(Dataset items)
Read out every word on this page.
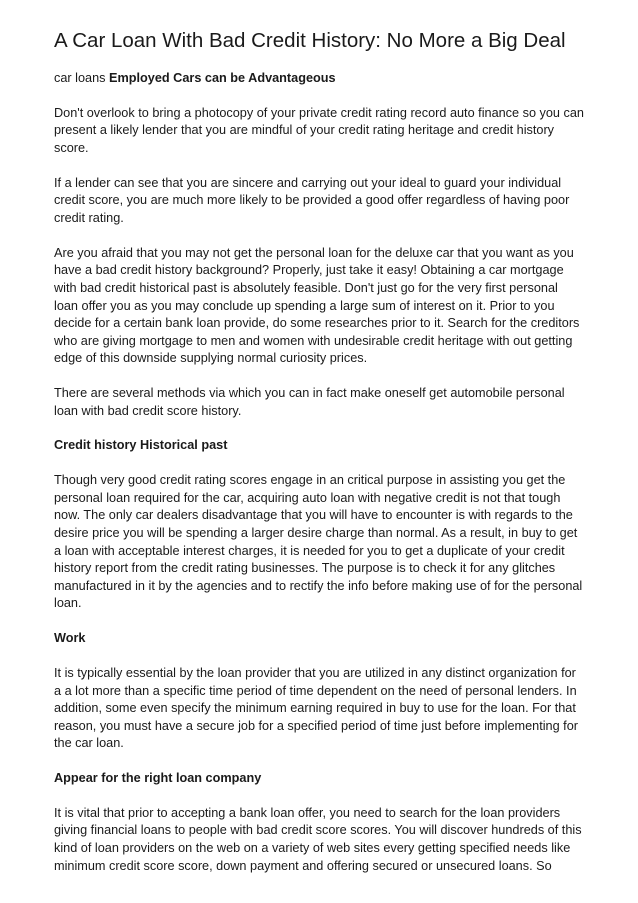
A Car Loan With Bad Credit History: No More a Big Deal

car loans Employed Cars can be Advantageous

Don't overlook to bring a photocopy of your private credit rating record auto finance so you can present a likely lender that you are mindful of your credit rating heritage and credit history score.

If a lender can see that you are sincere and carrying out your ideal to guard your individual credit score, you are much more likely to be provided a good offer regardless of having poor credit rating.

Are you afraid that you may not get the personal loan for the deluxe car that you want as you have a bad credit history background? Properly, just take it easy! Obtaining a car mortgage with bad credit historical past is absolutely feasible. Don't just go for the very first personal loan offer you as you may conclude up spending a large sum of interest on it. Prior to you decide for a certain bank loan provide, do some researches prior to it. Search for the creditors who are giving mortgage to men and women with undesirable credit heritage with out getting edge of this downside supplying normal curiosity prices.

There are several methods via which you can in fact make oneself get automobile personal loan with bad credit score history.

Credit history Historical past

Though very good credit rating scores engage in an critical purpose in assisting you get the personal loan required for the car, acquiring auto loan with negative credit is not that tough now. The only car dealers disadvantage that you will have to encounter is with regards to the desire price you will be spending a larger desire charge than normal. As a result, in buy to get a loan with acceptable interest charges, it is needed for you to get a duplicate of your credit history report from the credit rating businesses. The purpose is to check it for any glitches manufactured in it by the agencies and to rectify the info before making use of for the personal loan.

Work

It is typically essential by the loan provider that you are utilized in any distinct organization for a a lot more than a specific time period of time dependent on the need of personal lenders. In addition, some even specify the minimum earning required in buy to use for the loan. For that reason, you must have a secure job for a specified period of time just before implementing for the car loan.

Appear for the right loan company

It is vital that prior to accepting a bank loan offer, you need to search for the loan providers giving financial loans to people with bad credit score scores. You will discover hundreds of this kind of loan providers on the web on a variety of web sites every getting specified needs like minimum credit score score, down payment and offering secured or unsecured loans. So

» What to do: Leave out the pictures and output the rest of the material exactly as written.

» Task answer:
Read out every word on this page.
A Car Loan With Bad Credit History: No More a Big Deal

car loans Employed Cars can be Advantageous

Don't overlook to bring a photocopy of your private credit rating record auto finance so you can present a likely lender that you are mindful of your credit rating heritage and credit history score.

If a lender can see that you are sincere and carrying out your ideal to guard your individual credit score, you are much more likely to be provided a good offer regardless of having poor credit rating.

Are you afraid that you may not get the personal loan for the deluxe car that you want as you have a bad credit history background? Properly, just take it easy! Obtaining a car mortgage with bad credit historical past is absolutely feasible. Don't just go for the very first personal loan offer you as you may conclude up spending a large sum of interest on it. Prior to you decide for a certain bank loan provide, do some researches prior to it. Search for the creditors who are giving mortgage to men and women with undesirable credit heritage with out getting edge of this downside supplying normal curiosity prices.

There are several methods via which you can in fact make oneself get automobile personal loan with bad credit score history.

Credit history Historical past

Though very good credit rating scores engage in an critical purpose in assisting you get the personal loan required for the car, acquiring auto loan with negative credit is not that tough now. The only car dealers disadvantage that you will have to encounter is with regards to the desire price you will be spending a larger desire charge than normal. As a result, in buy to get a loan with acceptable interest charges, it is needed for you to get a duplicate of your credit history report from the credit rating businesses. The purpose is to check it for any glitches manufactured in it by the agencies and to rectify the info before making use of for the personal loan.

Work

It is typically essential by the loan provider that you are utilized in any distinct organization for a a lot more than a specific time period of time dependent on the need of personal lenders. In addition, some even specify the minimum earning required in buy to use for the loan. For that reason, you must have a secure job for a specified period of time just before implementing for the car loan.

Appear for the right loan company

It is vital that prior to accepting a bank loan offer, you need to search for the loan providers giving financial loans to people with bad credit score scores. You will discover hundreds of this kind of loan providers on the web on a variety of web sites every getting specified needs like minimum credit score score, down payment and offering secured or unsecured loans. So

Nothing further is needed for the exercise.